Here are some records; copy every line that holds the word "content".

[begin TASK INPUTS]

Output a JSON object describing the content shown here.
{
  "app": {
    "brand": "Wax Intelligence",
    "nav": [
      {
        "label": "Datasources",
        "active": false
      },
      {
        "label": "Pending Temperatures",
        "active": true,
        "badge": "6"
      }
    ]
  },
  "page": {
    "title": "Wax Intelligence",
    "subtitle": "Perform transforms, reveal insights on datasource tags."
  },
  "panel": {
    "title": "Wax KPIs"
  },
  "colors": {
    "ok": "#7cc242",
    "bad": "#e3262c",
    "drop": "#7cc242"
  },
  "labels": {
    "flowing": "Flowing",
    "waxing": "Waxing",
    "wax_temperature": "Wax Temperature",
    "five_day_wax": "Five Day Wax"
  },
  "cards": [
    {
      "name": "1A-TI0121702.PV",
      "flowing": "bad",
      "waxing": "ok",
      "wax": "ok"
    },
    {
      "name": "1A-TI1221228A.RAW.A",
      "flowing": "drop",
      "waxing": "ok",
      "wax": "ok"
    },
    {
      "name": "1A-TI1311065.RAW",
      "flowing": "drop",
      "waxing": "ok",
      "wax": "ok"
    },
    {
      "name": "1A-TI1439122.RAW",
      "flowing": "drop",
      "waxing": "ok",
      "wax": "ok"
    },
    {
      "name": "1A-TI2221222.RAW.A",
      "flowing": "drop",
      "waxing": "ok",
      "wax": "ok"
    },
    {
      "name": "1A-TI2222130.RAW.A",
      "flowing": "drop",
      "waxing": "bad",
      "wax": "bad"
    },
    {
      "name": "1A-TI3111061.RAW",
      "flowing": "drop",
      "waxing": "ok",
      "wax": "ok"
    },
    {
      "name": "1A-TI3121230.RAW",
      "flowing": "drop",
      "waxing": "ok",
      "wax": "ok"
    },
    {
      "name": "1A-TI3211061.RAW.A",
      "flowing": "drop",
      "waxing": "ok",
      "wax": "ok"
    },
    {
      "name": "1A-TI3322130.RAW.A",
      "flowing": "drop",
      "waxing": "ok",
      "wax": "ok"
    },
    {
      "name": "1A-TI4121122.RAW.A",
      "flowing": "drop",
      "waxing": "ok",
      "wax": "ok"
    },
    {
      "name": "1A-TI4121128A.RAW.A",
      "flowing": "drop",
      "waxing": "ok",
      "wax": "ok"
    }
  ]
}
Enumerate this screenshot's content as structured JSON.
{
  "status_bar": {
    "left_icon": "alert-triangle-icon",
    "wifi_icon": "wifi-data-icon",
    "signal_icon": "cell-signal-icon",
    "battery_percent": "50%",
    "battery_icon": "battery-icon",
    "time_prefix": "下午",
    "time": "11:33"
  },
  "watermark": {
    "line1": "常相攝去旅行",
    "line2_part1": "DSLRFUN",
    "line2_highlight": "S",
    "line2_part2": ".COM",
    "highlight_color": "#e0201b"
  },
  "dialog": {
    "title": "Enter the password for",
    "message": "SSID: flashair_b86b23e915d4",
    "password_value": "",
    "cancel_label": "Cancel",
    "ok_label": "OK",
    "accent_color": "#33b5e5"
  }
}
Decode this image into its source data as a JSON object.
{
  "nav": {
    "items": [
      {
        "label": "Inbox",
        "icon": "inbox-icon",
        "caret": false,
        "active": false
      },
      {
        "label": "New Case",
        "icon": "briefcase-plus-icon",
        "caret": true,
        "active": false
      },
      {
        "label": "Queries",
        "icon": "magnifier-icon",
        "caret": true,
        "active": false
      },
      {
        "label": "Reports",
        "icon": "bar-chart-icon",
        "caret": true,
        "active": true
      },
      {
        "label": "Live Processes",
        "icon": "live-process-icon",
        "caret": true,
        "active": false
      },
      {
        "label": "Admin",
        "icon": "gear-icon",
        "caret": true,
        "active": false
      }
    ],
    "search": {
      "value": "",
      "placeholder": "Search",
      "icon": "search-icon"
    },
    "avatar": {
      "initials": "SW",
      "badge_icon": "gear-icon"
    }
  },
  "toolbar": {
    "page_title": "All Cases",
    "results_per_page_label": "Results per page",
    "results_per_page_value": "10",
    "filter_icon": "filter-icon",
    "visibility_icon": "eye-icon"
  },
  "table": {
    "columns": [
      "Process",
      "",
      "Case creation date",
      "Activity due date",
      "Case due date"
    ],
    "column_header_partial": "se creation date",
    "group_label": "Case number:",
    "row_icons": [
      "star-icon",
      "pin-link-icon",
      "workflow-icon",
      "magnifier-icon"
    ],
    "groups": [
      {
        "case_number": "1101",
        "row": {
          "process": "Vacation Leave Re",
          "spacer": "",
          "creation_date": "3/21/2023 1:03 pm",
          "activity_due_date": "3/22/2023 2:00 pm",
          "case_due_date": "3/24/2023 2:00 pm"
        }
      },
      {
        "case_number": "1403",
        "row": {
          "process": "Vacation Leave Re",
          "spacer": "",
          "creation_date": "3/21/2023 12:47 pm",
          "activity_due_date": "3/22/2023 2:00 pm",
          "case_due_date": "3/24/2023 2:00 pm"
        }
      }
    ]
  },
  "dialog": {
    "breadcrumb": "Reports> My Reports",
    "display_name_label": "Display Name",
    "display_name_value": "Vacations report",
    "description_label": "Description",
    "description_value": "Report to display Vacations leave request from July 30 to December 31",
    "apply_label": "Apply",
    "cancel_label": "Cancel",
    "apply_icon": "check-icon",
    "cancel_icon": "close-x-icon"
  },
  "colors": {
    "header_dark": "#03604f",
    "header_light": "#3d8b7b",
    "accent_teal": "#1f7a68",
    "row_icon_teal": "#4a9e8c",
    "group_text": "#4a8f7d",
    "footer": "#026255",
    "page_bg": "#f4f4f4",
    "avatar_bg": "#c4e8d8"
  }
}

[end TASK INPUTS]

*ANSWER IN FULL*:
Output a JSON object describing the content shown here.
Enumerate this screenshot's content as structured JSON.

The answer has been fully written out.